TASK INSTRUCTIONS: Identify the lines holding "количестве" and copy them.

** BEGIN EXERCISE DATA **

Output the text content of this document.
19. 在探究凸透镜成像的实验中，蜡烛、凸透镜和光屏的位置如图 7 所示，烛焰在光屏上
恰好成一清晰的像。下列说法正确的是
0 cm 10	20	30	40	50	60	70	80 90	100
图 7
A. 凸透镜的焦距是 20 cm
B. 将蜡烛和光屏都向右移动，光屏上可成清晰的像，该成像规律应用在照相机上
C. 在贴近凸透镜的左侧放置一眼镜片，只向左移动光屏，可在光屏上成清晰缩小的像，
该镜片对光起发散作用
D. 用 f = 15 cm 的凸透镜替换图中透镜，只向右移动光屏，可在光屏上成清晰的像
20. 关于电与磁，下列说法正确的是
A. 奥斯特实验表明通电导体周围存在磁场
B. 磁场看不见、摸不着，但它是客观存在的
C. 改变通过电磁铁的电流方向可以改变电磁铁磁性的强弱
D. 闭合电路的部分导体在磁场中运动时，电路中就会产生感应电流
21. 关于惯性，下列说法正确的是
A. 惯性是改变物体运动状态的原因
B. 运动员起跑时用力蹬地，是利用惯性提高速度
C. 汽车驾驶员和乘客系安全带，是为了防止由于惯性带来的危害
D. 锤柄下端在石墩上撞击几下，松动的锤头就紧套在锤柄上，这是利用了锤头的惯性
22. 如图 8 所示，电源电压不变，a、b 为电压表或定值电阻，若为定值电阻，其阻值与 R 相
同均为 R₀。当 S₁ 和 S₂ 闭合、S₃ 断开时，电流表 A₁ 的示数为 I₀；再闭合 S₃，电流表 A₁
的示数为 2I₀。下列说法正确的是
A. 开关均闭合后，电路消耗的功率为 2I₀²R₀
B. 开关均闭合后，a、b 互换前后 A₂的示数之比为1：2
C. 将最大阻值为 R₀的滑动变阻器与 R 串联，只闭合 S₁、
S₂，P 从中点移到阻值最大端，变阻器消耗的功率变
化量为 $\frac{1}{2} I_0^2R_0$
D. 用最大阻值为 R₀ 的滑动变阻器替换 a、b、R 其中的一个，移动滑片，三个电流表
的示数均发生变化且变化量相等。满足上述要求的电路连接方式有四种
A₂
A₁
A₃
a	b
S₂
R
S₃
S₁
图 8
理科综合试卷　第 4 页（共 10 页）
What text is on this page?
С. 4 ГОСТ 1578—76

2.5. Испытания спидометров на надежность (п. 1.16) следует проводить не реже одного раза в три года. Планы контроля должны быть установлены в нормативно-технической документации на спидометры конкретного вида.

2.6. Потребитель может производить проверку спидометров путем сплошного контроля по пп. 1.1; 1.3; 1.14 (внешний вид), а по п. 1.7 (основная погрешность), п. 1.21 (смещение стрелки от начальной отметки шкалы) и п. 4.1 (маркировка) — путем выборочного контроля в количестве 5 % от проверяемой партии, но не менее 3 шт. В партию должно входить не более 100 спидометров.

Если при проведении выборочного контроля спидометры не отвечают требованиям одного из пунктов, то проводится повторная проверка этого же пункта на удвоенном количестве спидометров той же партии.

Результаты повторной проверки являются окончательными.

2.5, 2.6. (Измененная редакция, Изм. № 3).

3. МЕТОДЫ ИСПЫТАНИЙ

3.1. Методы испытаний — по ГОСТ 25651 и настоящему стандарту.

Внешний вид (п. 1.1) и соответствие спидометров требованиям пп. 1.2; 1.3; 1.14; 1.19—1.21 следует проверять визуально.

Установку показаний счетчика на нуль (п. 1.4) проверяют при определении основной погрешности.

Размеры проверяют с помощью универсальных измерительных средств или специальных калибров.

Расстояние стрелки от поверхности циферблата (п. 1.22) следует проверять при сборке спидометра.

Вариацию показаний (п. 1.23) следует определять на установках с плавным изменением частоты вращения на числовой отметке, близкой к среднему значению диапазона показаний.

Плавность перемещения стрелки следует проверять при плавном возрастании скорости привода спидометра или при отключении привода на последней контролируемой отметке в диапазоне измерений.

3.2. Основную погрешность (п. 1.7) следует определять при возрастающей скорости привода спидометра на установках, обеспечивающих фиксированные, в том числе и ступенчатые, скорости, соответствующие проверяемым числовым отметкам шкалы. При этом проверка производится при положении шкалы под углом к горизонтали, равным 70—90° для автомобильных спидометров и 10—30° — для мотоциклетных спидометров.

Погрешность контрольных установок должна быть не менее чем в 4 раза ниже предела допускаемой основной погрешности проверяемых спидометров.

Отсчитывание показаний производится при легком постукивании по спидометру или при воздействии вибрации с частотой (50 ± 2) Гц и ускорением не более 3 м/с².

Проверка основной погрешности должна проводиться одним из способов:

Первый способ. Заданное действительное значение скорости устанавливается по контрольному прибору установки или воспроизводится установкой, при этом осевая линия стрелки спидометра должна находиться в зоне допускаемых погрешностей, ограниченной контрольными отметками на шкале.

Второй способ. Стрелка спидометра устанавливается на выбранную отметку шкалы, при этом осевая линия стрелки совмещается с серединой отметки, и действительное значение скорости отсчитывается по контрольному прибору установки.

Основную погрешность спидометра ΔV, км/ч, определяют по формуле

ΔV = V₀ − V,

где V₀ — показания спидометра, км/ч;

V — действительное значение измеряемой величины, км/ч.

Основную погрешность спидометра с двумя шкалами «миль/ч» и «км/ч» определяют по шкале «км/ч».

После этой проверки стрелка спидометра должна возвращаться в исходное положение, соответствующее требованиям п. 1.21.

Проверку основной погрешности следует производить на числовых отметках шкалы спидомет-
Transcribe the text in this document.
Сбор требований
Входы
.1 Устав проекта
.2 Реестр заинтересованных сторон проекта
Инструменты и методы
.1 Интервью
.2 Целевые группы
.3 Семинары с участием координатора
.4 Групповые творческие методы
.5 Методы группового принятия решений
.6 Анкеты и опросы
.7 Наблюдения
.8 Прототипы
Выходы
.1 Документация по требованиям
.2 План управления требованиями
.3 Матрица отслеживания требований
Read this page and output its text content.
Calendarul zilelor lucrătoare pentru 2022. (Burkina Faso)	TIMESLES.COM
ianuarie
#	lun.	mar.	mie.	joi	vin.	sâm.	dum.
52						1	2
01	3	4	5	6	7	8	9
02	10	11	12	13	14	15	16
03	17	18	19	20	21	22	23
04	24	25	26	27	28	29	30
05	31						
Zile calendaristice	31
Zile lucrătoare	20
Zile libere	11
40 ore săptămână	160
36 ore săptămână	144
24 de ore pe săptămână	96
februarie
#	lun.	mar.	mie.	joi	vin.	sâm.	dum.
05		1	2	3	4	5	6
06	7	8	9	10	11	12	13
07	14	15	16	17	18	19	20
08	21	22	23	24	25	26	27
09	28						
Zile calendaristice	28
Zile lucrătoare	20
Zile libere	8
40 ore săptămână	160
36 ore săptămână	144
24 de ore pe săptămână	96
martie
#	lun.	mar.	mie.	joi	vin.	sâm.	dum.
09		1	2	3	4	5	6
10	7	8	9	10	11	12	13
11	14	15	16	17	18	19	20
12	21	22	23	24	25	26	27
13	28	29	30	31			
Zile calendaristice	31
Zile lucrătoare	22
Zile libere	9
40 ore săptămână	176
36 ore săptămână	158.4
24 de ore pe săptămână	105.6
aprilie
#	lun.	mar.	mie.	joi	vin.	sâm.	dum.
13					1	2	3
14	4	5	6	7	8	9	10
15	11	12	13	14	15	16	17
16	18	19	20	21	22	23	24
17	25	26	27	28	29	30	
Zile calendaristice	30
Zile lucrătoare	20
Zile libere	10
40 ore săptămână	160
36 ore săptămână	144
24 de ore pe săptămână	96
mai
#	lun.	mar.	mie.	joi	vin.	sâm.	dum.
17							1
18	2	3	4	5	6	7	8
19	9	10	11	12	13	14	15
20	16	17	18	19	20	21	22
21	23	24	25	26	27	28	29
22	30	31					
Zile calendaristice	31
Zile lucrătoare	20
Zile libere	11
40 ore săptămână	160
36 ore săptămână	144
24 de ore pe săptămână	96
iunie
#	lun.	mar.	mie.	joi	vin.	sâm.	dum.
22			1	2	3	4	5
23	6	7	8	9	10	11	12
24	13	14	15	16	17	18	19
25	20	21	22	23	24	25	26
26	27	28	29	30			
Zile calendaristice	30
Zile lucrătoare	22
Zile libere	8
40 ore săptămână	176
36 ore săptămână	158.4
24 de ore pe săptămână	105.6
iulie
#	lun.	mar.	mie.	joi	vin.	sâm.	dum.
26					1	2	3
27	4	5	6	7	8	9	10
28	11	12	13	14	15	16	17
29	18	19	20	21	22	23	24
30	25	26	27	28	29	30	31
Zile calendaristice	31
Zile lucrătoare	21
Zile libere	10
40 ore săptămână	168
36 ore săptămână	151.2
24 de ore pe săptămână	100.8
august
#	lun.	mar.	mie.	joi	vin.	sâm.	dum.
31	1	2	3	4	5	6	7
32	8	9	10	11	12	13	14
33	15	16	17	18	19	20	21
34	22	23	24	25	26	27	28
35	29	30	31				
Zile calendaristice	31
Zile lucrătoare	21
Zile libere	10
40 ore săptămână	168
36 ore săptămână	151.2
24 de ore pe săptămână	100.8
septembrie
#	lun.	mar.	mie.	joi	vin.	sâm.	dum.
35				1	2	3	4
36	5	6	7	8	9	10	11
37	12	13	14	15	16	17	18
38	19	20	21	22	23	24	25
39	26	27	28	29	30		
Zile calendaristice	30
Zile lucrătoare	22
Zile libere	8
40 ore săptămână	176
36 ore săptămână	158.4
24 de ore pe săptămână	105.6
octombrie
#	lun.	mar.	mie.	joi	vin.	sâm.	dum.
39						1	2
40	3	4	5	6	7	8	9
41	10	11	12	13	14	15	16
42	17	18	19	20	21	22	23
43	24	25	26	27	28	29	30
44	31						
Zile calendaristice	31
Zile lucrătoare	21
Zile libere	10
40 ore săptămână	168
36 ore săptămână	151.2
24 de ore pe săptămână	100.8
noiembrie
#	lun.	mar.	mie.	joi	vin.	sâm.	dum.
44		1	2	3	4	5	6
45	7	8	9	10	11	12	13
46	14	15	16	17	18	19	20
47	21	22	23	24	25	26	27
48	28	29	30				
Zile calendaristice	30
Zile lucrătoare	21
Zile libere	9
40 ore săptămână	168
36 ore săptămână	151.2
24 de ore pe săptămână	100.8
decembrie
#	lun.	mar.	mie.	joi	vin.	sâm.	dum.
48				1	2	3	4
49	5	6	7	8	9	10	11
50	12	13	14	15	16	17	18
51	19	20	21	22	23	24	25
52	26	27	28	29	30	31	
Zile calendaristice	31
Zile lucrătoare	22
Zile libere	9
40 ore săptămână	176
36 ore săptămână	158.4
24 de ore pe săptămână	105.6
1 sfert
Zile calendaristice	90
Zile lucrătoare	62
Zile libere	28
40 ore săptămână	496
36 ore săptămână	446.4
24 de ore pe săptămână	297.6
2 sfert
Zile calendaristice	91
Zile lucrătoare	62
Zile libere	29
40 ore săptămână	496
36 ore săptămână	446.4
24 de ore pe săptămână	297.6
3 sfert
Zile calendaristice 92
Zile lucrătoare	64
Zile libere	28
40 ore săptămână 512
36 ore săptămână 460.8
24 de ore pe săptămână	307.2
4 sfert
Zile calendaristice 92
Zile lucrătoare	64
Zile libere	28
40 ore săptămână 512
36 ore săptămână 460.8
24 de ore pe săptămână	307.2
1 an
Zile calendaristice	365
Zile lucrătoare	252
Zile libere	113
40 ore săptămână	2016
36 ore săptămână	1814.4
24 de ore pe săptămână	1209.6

** END EXERCISE DATA **

SOLUTION:
2.6. Потребитель может производить проверку спидометров путем сплошного контроля по пп. 1.1; 1.3; 1.14 (внешний вид), а по п. 1.7 (основная погрешность), п. 1.21 (смещение стрелки от начальной отметки шкалы) и п. 4.1 (маркировка) — путем выборочного контроля в количестве 5 % от проверяемой партии, но не менее 3 шт. В партию должно входить не более 100 спидометров.
Если при проведении выборочного контроля спидометры не отвечают требованиям одного из пунктов, то проводится повторная проверка этого же пункта на удвоенном количестве спидометров той же партии.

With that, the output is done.